▶

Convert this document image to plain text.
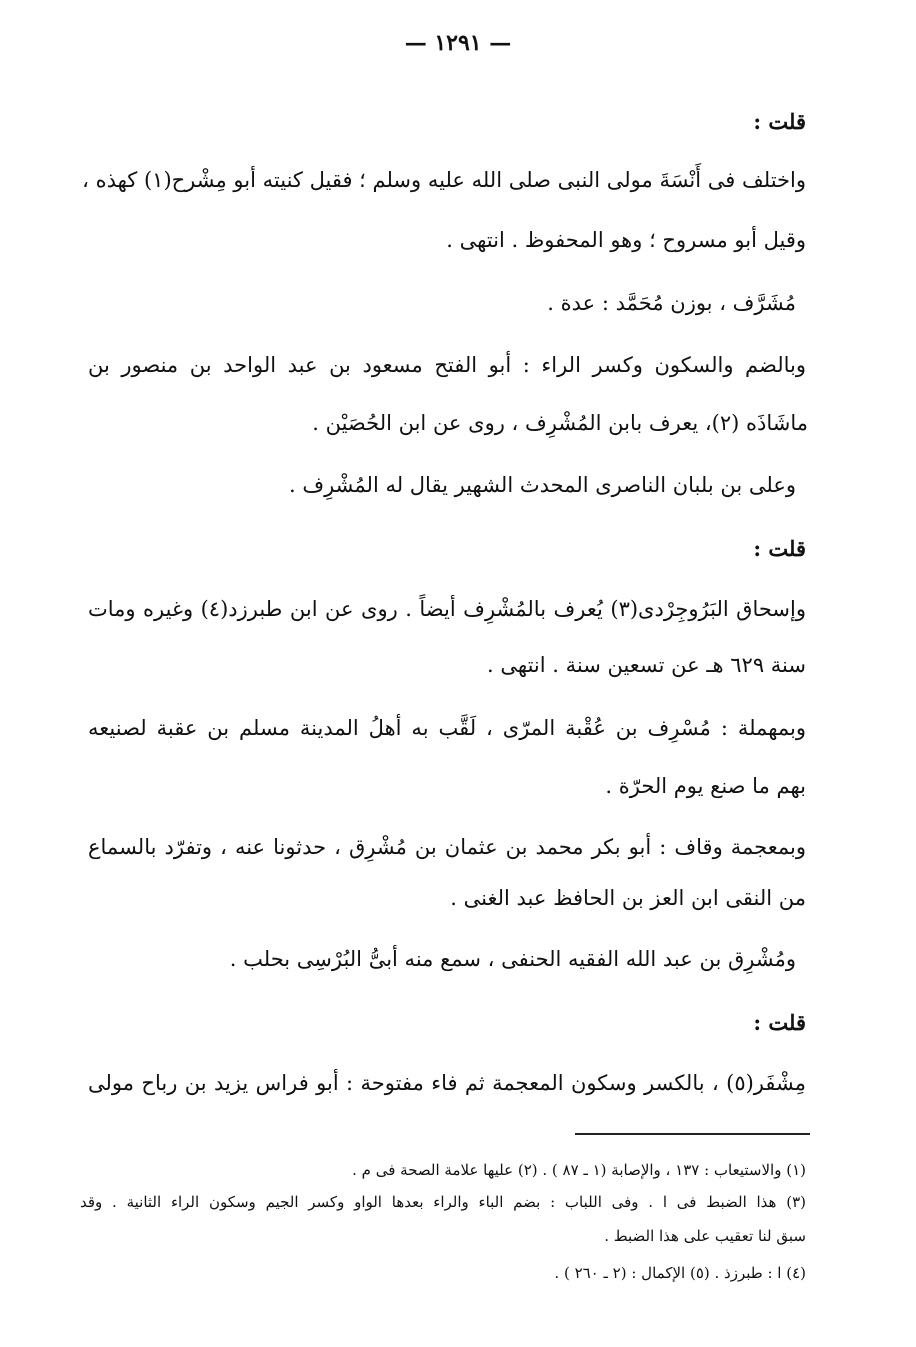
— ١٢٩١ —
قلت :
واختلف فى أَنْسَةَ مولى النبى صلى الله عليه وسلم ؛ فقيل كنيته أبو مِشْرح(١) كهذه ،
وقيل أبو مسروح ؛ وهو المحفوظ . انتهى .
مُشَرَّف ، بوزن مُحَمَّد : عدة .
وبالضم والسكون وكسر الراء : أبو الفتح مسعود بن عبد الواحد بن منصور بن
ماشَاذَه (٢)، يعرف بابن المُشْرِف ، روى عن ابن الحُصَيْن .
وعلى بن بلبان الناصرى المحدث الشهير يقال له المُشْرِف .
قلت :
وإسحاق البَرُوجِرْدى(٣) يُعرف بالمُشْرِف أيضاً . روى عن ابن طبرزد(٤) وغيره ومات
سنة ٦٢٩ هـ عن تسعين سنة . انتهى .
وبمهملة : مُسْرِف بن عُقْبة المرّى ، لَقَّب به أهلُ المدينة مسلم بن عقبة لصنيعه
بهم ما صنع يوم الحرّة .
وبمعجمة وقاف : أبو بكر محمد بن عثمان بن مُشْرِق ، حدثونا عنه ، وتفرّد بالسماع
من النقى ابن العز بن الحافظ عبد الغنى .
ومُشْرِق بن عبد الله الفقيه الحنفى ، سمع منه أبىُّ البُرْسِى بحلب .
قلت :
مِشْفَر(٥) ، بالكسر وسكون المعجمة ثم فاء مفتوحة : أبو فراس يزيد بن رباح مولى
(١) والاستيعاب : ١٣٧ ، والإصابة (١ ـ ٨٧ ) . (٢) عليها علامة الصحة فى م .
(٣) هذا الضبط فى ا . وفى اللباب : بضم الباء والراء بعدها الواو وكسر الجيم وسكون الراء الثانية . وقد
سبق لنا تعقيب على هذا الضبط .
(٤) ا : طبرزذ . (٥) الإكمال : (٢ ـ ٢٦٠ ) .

◀
▶

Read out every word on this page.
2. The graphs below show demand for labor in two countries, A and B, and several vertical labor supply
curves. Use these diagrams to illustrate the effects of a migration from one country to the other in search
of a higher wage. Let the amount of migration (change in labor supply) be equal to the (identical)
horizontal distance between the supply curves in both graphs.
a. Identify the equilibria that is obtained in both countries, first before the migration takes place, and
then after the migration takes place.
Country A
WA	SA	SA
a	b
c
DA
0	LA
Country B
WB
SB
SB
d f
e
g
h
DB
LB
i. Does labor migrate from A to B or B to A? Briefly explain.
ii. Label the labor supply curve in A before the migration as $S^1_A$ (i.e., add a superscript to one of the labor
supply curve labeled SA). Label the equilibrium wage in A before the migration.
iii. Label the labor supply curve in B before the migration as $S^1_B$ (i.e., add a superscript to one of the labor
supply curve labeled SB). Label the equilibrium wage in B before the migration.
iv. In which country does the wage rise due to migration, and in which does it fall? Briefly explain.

◀

● EXERCISE PROMPT: Examine the records and pull out every line where the string "انتهى" occurs.

● TASK RESPONSE:
وقيل أبو مسروح ؛ وهو المحفوظ . انتهى .
سنة ٦٢٩ هـ عن تسعين سنة . انتهى .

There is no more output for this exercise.